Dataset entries
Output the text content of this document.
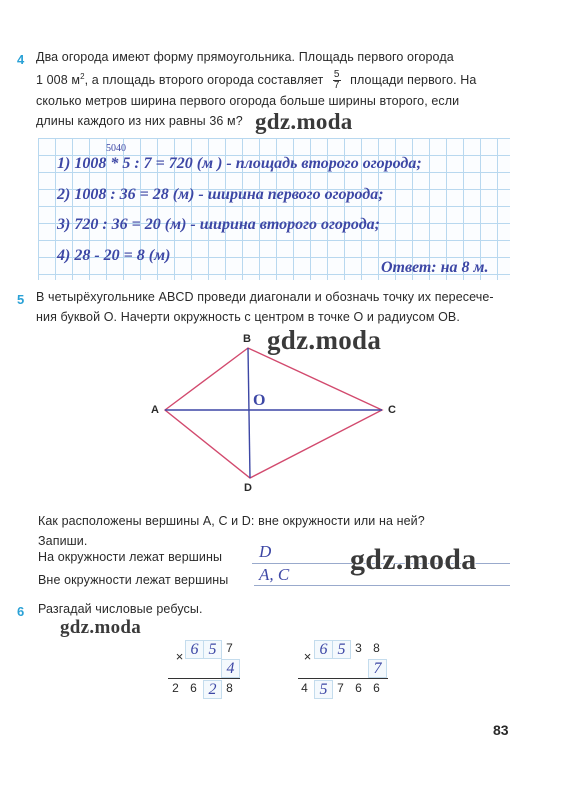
4 Два огорода имеют форму прямоугольника. Площадь первого огорода
1 008 $м^2$, а площадь второго огорода составляет $\frac{5}{7}$ площади первого. На
сколько метров ширина первого огорода больше ширины второго, если
длины каждого из них равны 36 м? gdz.moda
5040
1) 1008 * 5 : 7 = 720 (м ) - площадь второго огорода;
2) 1008 : 36 = 28 (м) - ширина первого огорода;
3) 720 : 36 = 20 (м) - ширина второго огорода;
4) 28 - 20 = 8 (м)
Ответ: на 8 м.
5 В четырёхугольнике ABCD проведи диагонали и обозначь точку их пересече-
ния буквой О. Начерти окружность с центром в точке О и радиусом ОВ.
gdz.moda
B
A	C
D
O
Как расположены вершины А, С и D: вне окружности или на ней?
Запиши.
На окружности лежат вершины D
Вне окружности лежат вершины A, C gdz.moda
6 Разгадай числовые ребусы.
gdz.moda
× 6 5 7
4
2 6 2 8
× 6 5 3 8
7
4 5 7 6 6
83
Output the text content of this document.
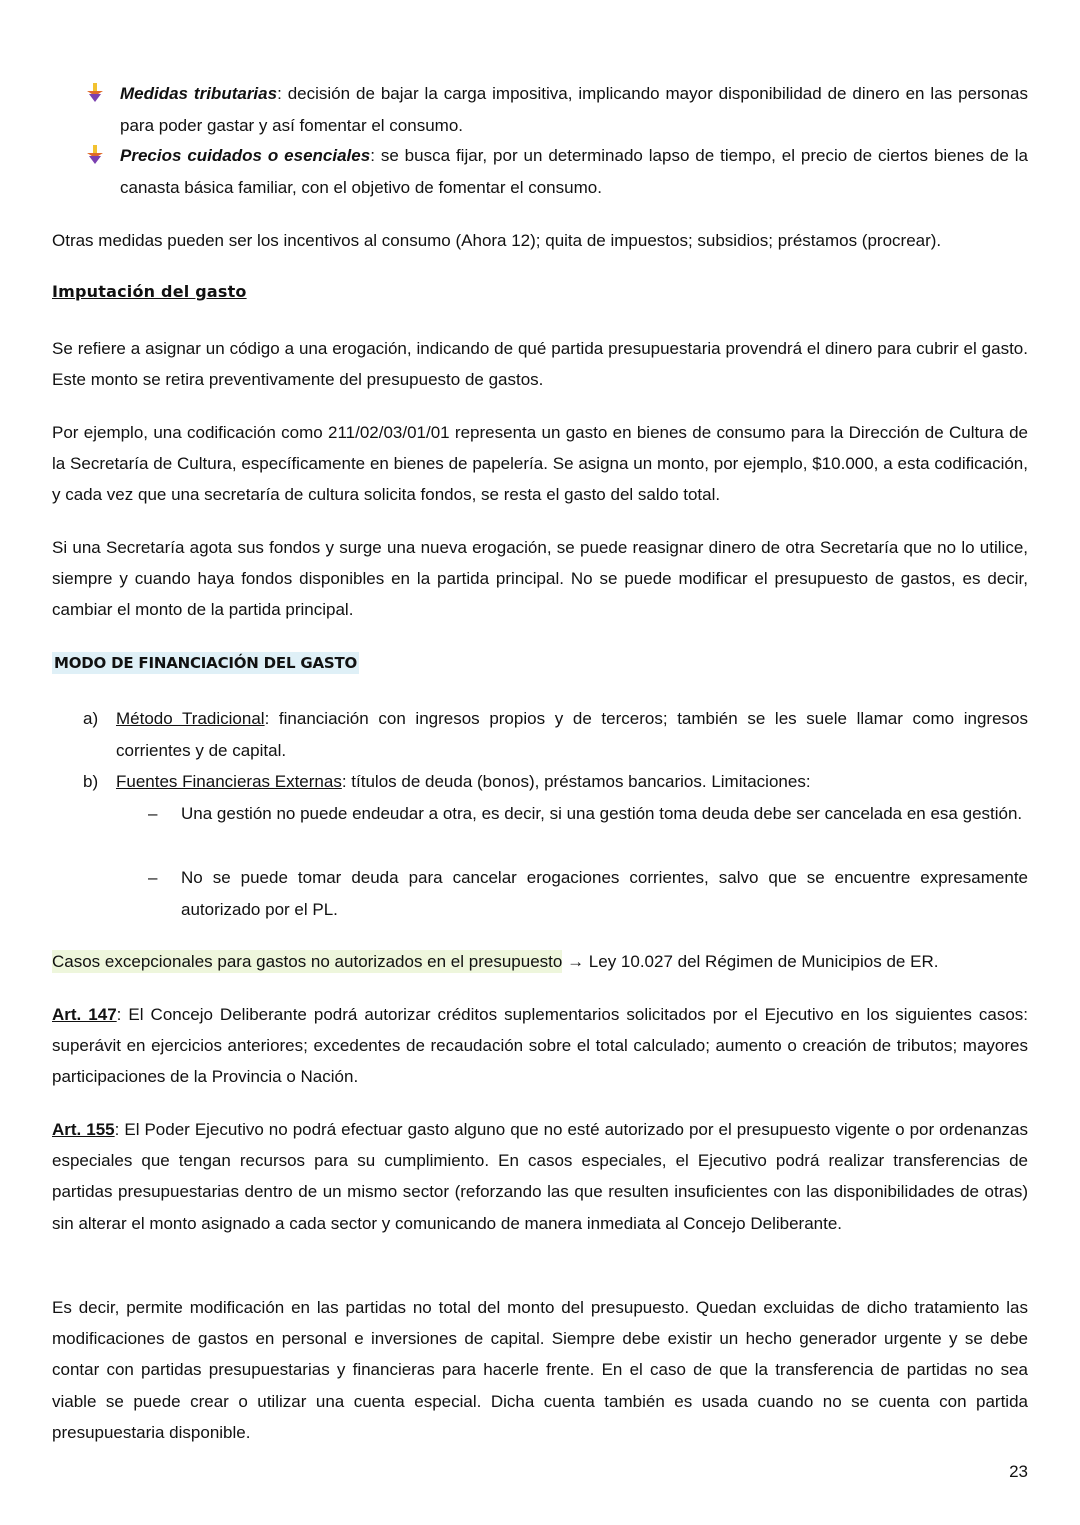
Medidas tributarias: decisión de bajar la carga impositiva, implicando mayor disponibilidad de dinero en las personas para poder gastar y así fomentar el consumo.
Precios cuidados o esenciales: se busca fijar, por un determinado lapso de tiempo, el precio de ciertos bienes de la canasta básica familiar, con el objetivo de fomentar el consumo.
Otras medidas pueden ser los incentivos al consumo (Ahora 12); quita de impuestos; subsidios; préstamos (procrear).
Imputación del gasto
Se refiere a asignar un código a una erogación, indicando de qué partida presupuestaria provendrá el dinero para cubrir el gasto. Este monto se retira preventivamente del presupuesto de gastos.
Por ejemplo, una codificación como 211/02/03/01/01 representa un gasto en bienes de consumo para la Dirección de Cultura de la Secretaría de Cultura, específicamente en bienes de papelería. Se asigna un monto, por ejemplo, $10.000, a esta codificación, y cada vez que una secretaría de cultura solicita fondos, se resta el gasto del saldo total.
Si una Secretaría agota sus fondos y surge una nueva erogación, se puede reasignar dinero de otra Secretaría que no lo utilice, siempre y cuando haya fondos disponibles en la partida principal. No se puede modificar el presupuesto de gastos, es decir, cambiar el monto de la partida principal.
MODO DE FINANCIACIÓN DEL GASTO
a) Método Tradicional: financiación con ingresos propios y de terceros; también se les suele llamar como ingresos corrientes y de capital.
b) Fuentes Financieras Externas: títulos de deuda (bonos), préstamos bancarios. Limitaciones:
– Una gestión no puede endeudar a otra, es decir, si una gestión toma deuda debe ser cancelada en esa gestión.
– No se puede tomar deuda para cancelar erogaciones corrientes, salvo que se encuentre expresamente autorizado por el PL.
Casos excepcionales para gastos no autorizados en el presupuesto → Ley 10.027 del Régimen de Municipios de ER.
Art. 147: El Concejo Deliberante podrá autorizar créditos suplementarios solicitados por el Ejecutivo en los siguientes casos: superávit en ejercicios anteriores; excedentes de recaudación sobre el total calculado; aumento o creación de tributos; mayores participaciones de la Provincia o Nación.
Art. 155: El Poder Ejecutivo no podrá efectuar gasto alguno que no esté autorizado por el presupuesto vigente o por ordenanzas especiales que tengan recursos para su cumplimiento. En casos especiales, el Ejecutivo podrá realizar transferencias de partidas presupuestarias dentro de un mismo sector (reforzando las que resulten insuficientes con las disponibilidades de otras) sin alterar el monto asignado a cada sector y comunicando de manera inmediata al Concejo Deliberante.
Es decir, permite modificación en las partidas no total del monto del presupuesto. Quedan excluidas de dicho tratamiento las modificaciones de gastos en personal e inversiones de capital. Siempre debe existir un hecho generador urgente y se debe contar con partidas presupuestarias y financieras para hacerle frente. En el caso de que la transferencia de partidas no sea viable se puede crear o utilizar una cuenta especial. Dicha cuenta también es usada cuando no se cuenta con partida presupuestaria disponible.
23
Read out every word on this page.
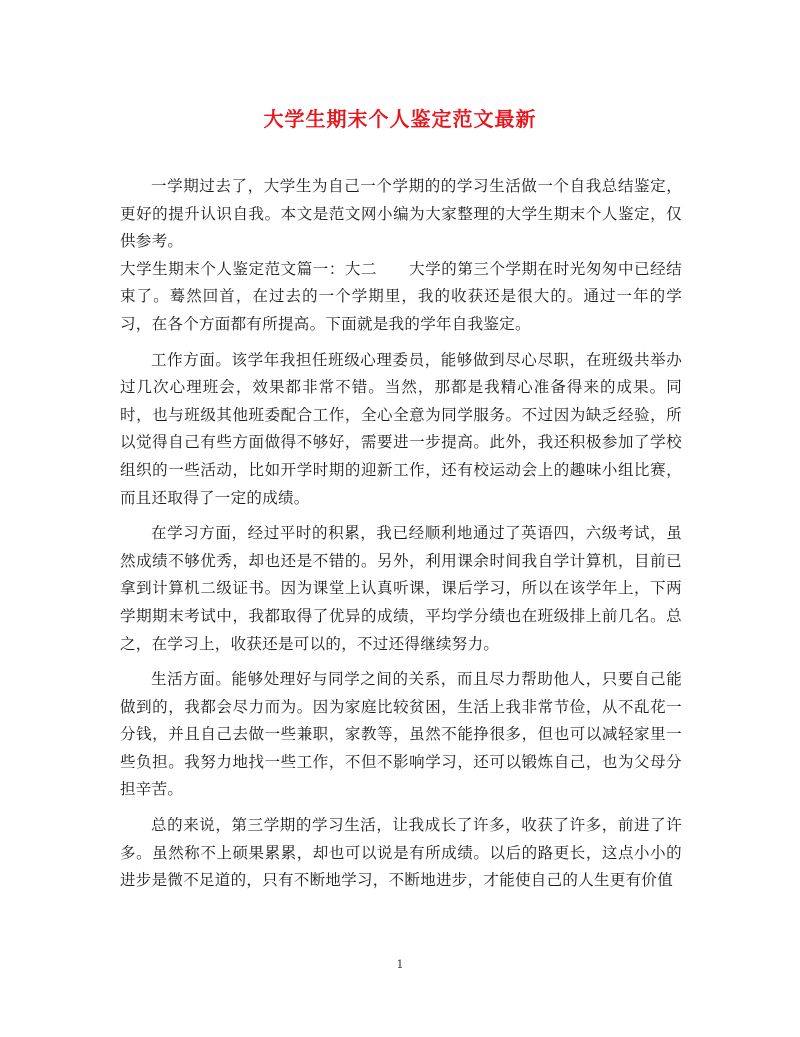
大学生期末个人鉴定范文最新

一学期过去了，大学生为自己一个学期的的学习生活做一个自我总结鉴定，更好的提升认识自我。本文是范文网小编为大家整理的大学生期末个人鉴定，仅供参考。

大学生期末个人鉴定范文篇一：大二　　大学的第三个学期在时光匆匆中已经结束了。蓦然回首，在过去的一个学期里，我的收获还是很大的。通过一年的学习，在各个方面都有所提高。下面就是我的学年自我鉴定。

工作方面。该学年我担任班级心理委员，能够做到尽心尽职，在班级共举办过几次心理班会，效果都非常不错。当然，那都是我精心准备得来的成果。同时，也与班级其他班委配合工作，全心全意为同学服务。不过因为缺乏经验，所以觉得自己有些方面做得不够好，需要进一步提高。此外，我还积极参加了学校组织的一些活动，比如开学时期的迎新工作，还有校运动会上的趣味小组比赛，而且还取得了一定的成绩。

在学习方面，经过平时的积累，我已经顺利地通过了英语四，六级考试，虽然成绩不够优秀，却也还是不错的。另外，利用课余时间我自学计算机，目前已拿到计算机二级证书。因为课堂上认真听课，课后学习，所以在该学年上，下两学期期末考试中，我都取得了优异的成绩，平均学分绩也在班级排上前几名。总之，在学习上，收获还是可以的，不过还得继续努力。

生活方面。能够处理好与同学之间的关系，而且尽力帮助他人，只要自己能做到的，我都会尽力而为。因为家庭比较贫困，生活上我非常节俭，从不乱花一分钱，并且自己去做一些兼职，家教等，虽然不能挣很多，但也可以减轻家里一些负担。我努力地找一些工作，不但不影响学习，还可以锻炼自己，也为父母分担辛苦。

总的来说，第三学期的学习生活，让我成长了许多，收获了许多，前进了许多。虽然称不上硕果累累，却也可以说是有所成绩。以后的路更长，这点小小的进步是微不足道的，只有不断地学习，不断地进步，才能使自己的人生更有价值

1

● **EXERCISE REQUIREMENTS**:
Leaving out every picture, extract verbatim the lines from the one containing "Read out every word on this page." through the last line of the listing, inclusive.

● **SOLUTION TO THE EXERCISE**:
Read out every word on this page.
大学生期末个人鉴定范文最新

一学期过去了，大学生为自己一个学期的的学习生活做一个自我总结鉴定，更好的提升认识自我。本文是范文网小编为大家整理的大学生期末个人鉴定，仅供参考。

大学生期末个人鉴定范文篇一：大二　　大学的第三个学期在时光匆匆中已经结束了。蓦然回首，在过去的一个学期里，我的收获还是很大的。通过一年的学习，在各个方面都有所提高。下面就是我的学年自我鉴定。

工作方面。该学年我担任班级心理委员，能够做到尽心尽职，在班级共举办过几次心理班会，效果都非常不错。当然，那都是我精心准备得来的成果。同时，也与班级其他班委配合工作，全心全意为同学服务。不过因为缺乏经验，所以觉得自己有些方面做得不够好，需要进一步提高。此外，我还积极参加了学校组织的一些活动，比如开学时期的迎新工作，还有校运动会上的趣味小组比赛，而且还取得了一定的成绩。

在学习方面，经过平时的积累，我已经顺利地通过了英语四，六级考试，虽然成绩不够优秀，却也还是不错的。另外，利用课余时间我自学计算机，目前已拿到计算机二级证书。因为课堂上认真听课，课后学习，所以在该学年上，下两学期期末考试中，我都取得了优异的成绩，平均学分绩也在班级排上前几名。总之，在学习上，收获还是可以的，不过还得继续努力。

生活方面。能够处理好与同学之间的关系，而且尽力帮助他人，只要自己能做到的，我都会尽力而为。因为家庭比较贫困，生活上我非常节俭，从不乱花一分钱，并且自己去做一些兼职，家教等，虽然不能挣很多，但也可以减轻家里一些负担。我努力地找一些工作，不但不影响学习，还可以锻炼自己，也为父母分担辛苦。

总的来说，第三学期的学习生活，让我成长了许多，收获了许多，前进了许多。虽然称不上硕果累累，却也可以说是有所成绩。以后的路更长，这点小小的进步是微不足道的，只有不断地学习，不断地进步，才能使自己的人生更有价值

1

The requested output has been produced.